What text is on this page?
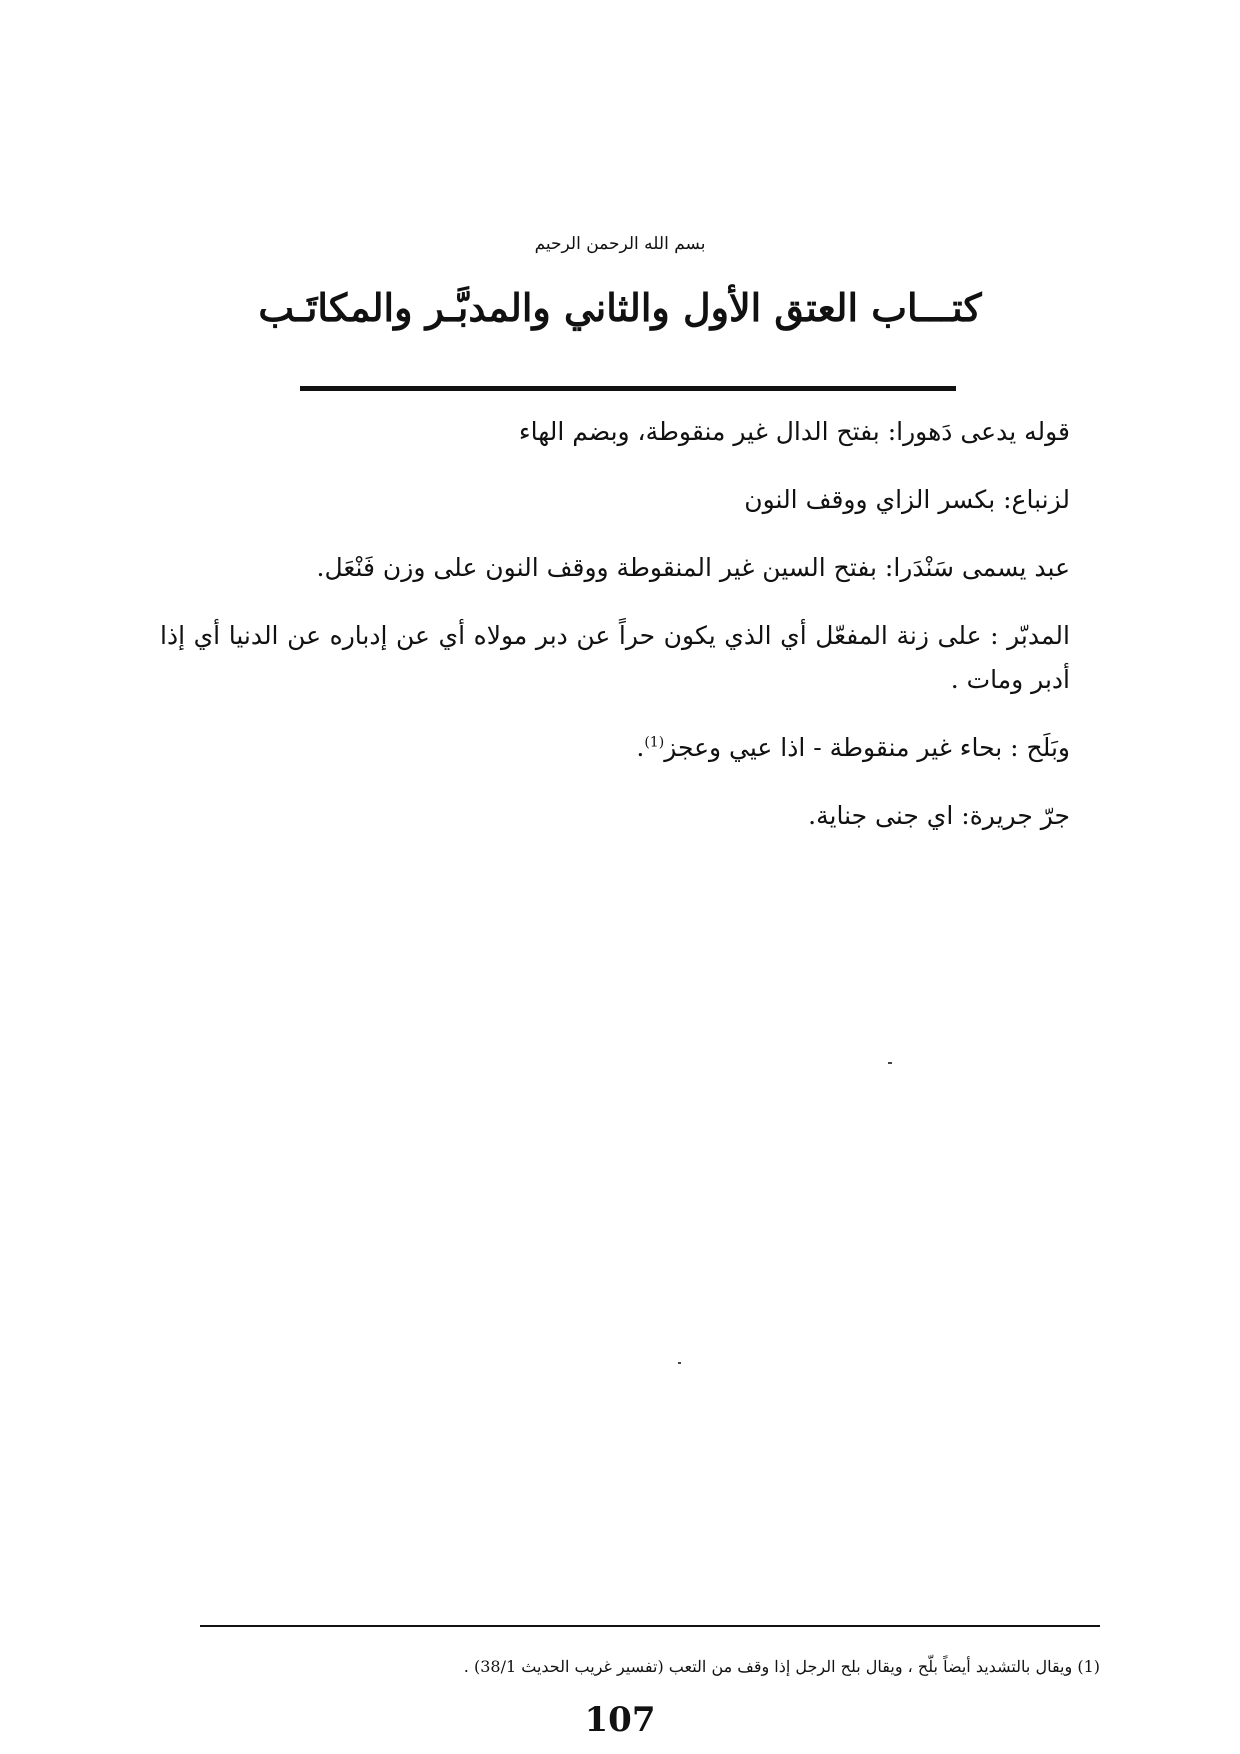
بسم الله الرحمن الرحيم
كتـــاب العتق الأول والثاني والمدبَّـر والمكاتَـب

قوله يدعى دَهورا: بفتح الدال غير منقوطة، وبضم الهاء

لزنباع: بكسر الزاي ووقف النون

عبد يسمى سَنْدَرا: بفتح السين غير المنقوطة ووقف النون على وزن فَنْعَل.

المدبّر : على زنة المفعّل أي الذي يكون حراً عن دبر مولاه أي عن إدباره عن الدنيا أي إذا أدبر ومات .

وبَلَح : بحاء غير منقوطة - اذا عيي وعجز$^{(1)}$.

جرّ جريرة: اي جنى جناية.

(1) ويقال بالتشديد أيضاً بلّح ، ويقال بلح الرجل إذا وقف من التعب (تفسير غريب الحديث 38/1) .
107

---

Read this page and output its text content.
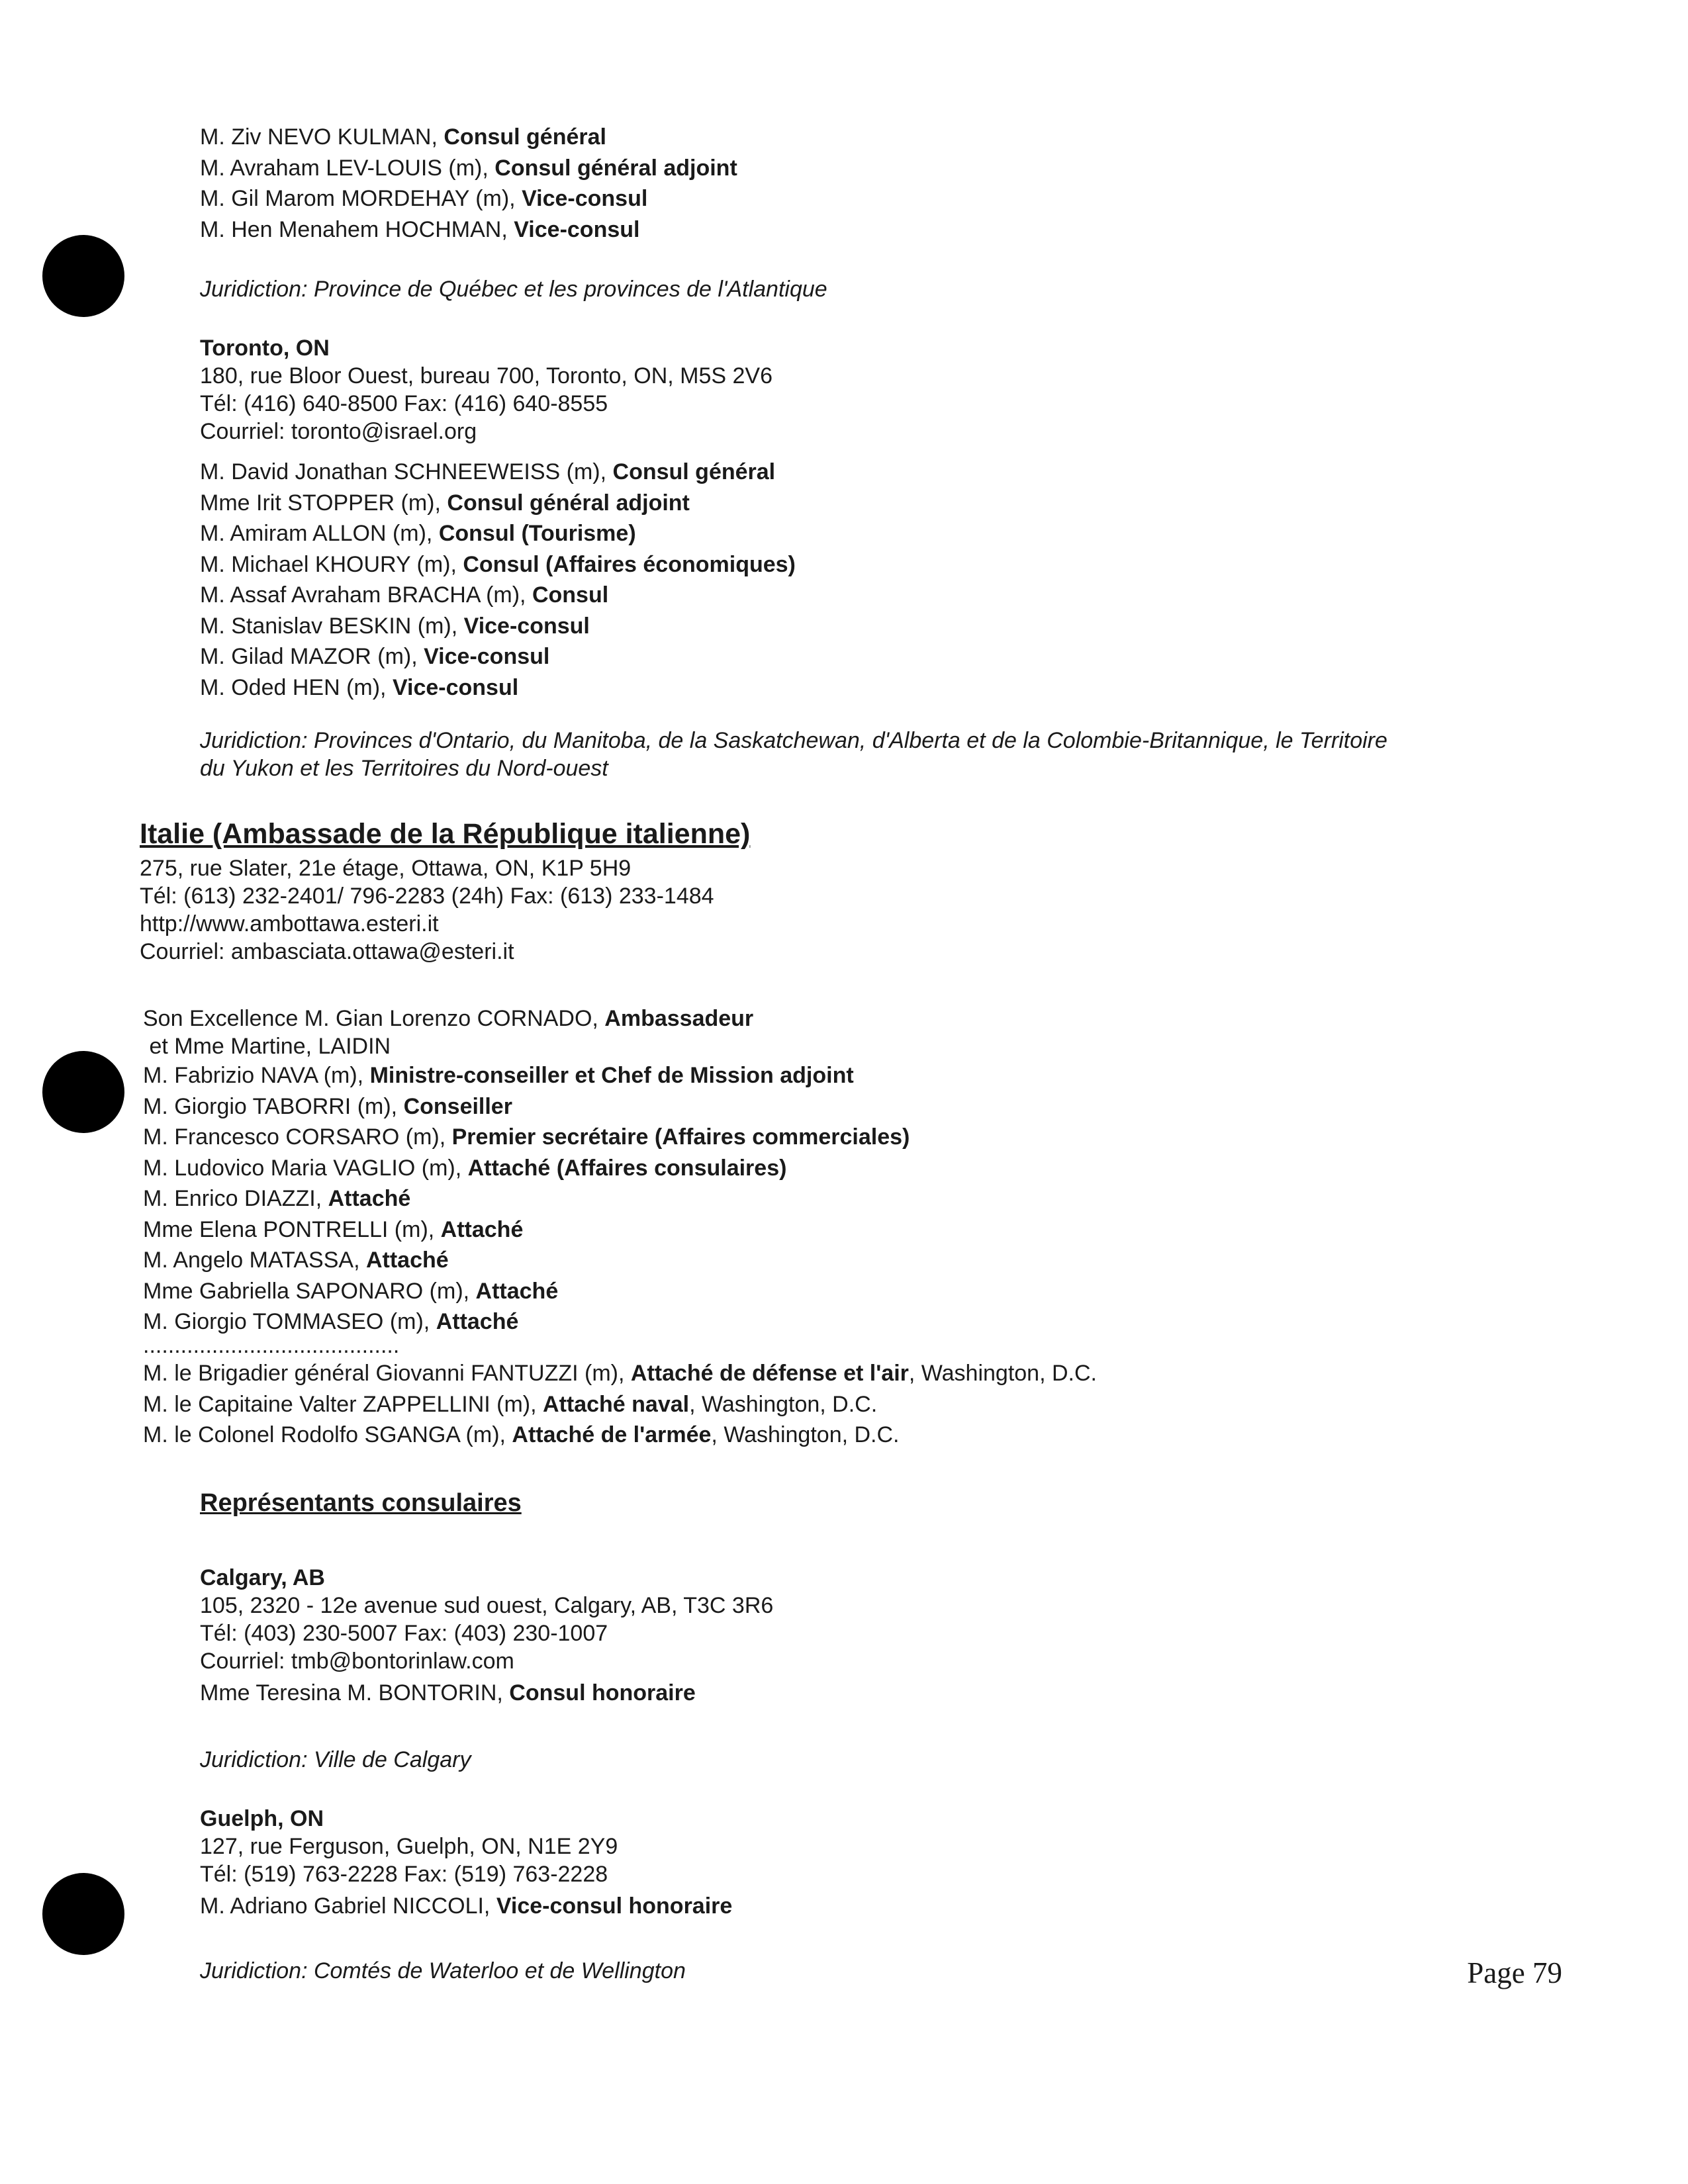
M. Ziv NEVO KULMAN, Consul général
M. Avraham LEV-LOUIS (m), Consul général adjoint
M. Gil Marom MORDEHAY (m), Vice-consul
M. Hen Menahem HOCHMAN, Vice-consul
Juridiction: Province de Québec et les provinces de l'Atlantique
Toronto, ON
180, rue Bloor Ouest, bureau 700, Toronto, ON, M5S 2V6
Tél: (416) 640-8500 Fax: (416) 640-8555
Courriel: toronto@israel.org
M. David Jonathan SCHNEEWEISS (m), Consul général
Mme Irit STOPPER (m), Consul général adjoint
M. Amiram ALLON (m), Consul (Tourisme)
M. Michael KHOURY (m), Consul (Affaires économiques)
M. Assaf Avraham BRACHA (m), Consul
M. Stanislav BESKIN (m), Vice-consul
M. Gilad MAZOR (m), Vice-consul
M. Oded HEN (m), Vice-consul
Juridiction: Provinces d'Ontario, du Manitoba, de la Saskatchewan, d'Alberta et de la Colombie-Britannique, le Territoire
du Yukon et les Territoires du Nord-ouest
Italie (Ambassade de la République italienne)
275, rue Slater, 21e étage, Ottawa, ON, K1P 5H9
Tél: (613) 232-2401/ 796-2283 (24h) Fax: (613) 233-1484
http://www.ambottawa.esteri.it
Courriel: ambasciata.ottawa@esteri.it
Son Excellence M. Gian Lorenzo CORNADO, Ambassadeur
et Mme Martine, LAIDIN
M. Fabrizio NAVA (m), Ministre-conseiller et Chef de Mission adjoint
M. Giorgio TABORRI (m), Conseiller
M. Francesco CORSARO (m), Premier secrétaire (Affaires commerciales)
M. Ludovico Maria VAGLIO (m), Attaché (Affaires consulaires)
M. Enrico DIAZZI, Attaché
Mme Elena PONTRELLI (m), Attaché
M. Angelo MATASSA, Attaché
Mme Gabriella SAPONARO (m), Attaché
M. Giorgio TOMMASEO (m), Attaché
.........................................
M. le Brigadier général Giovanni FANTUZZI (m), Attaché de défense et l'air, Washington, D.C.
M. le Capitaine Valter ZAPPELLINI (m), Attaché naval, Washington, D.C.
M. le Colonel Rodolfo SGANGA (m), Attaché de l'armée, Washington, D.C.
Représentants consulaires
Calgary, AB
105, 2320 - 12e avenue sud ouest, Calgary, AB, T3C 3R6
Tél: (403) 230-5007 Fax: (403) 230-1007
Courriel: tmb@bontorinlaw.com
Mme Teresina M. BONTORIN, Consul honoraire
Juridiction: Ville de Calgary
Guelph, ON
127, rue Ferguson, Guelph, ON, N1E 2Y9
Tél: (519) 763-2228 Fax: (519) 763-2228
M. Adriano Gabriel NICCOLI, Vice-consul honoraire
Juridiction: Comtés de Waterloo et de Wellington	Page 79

---

AIM OF THE TASK: Copy whichever lines in the listing above contain the word "بفتح".

EXERCISE RESPONSE:
قوله يدعى دَهورا: بفتح الدال غير منقوطة، وبضم الهاء
عبد يسمى سَنْدَرا: بفتح السين غير المنقوطة ووقف النون على وزن فَنْعَل.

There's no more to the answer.